Aim of the task. In the blog post below, how many daughters does the writer have, and how old are they?

Excuse my absence from my blog. I have no excuses other than I’ve been plain ‘ol uninspired.
Not only my “food inspiration” has been lacking but my spiritual life has been dry lately as well. These are the times that I’m so thankful for God’s patience with me. I tend to do things on my own and forget to ask His help. I must seem like such a child in God’s eyes – Him teaching me lessons and me forgetting them so soon afterwards. Did I mention that patience isn’t my strong suit? J Although my blog is typically a food blog, it may become a ‘whatever I’m in the mood for’ blog. And today I’m in the mood to talk about being a mom. It’s a hard job! No matter how old your children are; they are still your children and you are still a mom. Being a mom is similar to my relationship with God. When my girls struggle with situations, they don’t always ask for my help. When I do try to help them or offer them my words of wisdom, they don’t always like what I say. Sometimes I don’t know if they listen at all. Many times I feel like the teacher standing in front of the class and after explaining the assignment for 20 minutes the student raises his hand and asks, “What do we do?” They don’t want to hear what I think they just want the problem ‘fixed’. We live in such a fast paced world where we crave instant gratification and when things don’t work out how we want them to, when we want them to, we become discouraged and overwhelmed. It’s hard to wait and even harder to trust things will work out in the end. As a mother to two grown daughters, it isn’t any easier than it was when they were little girls. I pray every day for His help in becoming a more patient person and remember that He alone has the plan I need to follow. I pray every day that my girls will grow in the Lord and find their own patience in His plan. So many times I ‘forget’ to ask God to walk me through the tough times and even more often I don’t give Him the glory when I experience the good times. It’s time to allow God to be in control again (as if He isn’t always in control). J
* thought for the day*
This hour, on this day, may feel like just a small slice of your life. It is, however, the most important part of your life because it is the part you are now living.

Record extracts.
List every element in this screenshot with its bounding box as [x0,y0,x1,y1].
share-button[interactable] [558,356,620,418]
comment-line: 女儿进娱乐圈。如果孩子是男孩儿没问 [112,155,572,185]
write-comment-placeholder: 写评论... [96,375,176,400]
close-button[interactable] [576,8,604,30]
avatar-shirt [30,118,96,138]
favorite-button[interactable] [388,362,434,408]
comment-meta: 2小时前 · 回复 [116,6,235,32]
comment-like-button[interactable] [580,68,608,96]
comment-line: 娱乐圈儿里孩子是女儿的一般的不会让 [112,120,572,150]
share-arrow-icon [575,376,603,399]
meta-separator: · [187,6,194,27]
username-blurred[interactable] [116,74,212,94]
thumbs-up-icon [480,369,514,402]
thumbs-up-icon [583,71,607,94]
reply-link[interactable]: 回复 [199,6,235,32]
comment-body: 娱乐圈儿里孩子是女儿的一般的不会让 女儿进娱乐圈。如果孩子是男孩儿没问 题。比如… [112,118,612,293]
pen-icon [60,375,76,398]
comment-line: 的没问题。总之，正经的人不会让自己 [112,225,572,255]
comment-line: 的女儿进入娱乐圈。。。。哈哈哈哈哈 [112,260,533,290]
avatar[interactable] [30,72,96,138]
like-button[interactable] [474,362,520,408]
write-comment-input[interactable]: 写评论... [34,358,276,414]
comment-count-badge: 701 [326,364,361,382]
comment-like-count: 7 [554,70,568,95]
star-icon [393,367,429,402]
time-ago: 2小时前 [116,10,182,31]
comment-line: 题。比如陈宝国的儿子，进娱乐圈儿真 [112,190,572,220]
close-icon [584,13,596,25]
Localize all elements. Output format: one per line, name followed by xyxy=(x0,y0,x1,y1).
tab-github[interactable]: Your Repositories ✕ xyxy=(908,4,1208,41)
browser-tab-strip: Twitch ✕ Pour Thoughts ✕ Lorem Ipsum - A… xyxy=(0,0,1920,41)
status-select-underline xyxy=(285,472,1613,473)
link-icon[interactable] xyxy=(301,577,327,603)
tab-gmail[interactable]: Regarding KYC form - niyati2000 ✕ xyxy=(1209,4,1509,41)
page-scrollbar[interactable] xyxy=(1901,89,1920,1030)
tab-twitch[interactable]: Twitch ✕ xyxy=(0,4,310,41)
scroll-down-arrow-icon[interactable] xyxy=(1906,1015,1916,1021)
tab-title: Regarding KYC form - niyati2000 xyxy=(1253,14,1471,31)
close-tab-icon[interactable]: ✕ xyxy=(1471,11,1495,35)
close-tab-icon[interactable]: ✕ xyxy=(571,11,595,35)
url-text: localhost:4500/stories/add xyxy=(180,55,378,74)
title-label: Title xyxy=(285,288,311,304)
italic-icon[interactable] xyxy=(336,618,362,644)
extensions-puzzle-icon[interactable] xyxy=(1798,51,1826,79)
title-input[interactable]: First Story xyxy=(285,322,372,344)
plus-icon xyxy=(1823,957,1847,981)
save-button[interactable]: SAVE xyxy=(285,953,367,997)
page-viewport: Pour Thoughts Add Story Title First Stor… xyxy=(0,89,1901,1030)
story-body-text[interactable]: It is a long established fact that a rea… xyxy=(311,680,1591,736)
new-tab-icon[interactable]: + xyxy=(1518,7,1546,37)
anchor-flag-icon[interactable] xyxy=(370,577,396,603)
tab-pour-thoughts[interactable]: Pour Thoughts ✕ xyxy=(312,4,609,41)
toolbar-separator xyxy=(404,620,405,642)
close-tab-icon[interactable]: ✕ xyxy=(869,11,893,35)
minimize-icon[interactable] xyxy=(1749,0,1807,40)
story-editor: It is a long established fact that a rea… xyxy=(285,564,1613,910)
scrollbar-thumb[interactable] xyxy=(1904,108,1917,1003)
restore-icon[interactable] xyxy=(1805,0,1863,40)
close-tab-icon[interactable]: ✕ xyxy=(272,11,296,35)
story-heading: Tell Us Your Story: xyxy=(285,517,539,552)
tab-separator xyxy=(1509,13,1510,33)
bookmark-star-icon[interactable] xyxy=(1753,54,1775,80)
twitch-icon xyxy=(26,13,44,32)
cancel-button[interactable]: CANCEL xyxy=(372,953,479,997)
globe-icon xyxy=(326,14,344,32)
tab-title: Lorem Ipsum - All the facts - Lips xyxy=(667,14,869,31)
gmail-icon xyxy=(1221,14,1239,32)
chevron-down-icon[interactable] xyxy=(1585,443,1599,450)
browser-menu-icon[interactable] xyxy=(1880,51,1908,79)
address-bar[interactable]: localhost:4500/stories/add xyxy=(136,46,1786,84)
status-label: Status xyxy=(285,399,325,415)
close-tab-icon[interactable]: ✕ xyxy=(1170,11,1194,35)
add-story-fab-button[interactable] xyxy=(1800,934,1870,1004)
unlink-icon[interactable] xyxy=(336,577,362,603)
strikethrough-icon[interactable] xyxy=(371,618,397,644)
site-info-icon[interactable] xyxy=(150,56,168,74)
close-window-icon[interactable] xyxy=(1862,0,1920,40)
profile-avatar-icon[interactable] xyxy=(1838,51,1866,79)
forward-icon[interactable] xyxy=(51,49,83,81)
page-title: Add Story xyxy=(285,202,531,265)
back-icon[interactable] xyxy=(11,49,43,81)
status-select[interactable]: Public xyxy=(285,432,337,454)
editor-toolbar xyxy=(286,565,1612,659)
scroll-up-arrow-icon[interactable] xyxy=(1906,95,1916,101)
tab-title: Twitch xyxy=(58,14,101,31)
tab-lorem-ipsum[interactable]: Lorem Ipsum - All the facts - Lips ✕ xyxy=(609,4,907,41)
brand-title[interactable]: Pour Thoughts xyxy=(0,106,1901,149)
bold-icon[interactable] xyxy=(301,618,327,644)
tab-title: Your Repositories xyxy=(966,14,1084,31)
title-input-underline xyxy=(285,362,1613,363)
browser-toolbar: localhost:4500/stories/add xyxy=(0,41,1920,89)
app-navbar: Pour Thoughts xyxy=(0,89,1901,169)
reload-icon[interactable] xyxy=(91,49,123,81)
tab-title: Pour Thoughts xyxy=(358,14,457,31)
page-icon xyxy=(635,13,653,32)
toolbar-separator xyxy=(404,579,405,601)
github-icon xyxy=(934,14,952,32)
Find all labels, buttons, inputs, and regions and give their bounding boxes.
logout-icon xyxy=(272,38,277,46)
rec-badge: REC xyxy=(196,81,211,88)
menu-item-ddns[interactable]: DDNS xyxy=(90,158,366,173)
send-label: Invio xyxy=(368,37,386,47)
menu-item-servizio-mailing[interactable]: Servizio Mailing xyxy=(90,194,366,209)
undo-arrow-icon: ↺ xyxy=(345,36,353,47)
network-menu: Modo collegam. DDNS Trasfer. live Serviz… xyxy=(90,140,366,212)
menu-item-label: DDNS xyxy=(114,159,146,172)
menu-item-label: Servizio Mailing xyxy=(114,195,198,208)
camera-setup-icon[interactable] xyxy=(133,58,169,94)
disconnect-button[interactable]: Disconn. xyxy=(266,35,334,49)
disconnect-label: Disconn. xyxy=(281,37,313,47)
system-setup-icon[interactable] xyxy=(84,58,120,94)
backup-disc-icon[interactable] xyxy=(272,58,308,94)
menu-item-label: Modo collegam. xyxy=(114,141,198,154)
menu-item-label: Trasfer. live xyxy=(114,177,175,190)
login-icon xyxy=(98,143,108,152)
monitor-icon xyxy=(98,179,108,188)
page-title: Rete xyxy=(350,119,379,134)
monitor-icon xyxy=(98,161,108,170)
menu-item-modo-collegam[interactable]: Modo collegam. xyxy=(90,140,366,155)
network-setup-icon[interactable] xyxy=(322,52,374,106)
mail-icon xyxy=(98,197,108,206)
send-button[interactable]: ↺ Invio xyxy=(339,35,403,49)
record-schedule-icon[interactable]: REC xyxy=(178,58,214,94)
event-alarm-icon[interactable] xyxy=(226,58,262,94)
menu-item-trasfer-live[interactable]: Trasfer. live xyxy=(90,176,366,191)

Problem solution. Two grown daughters.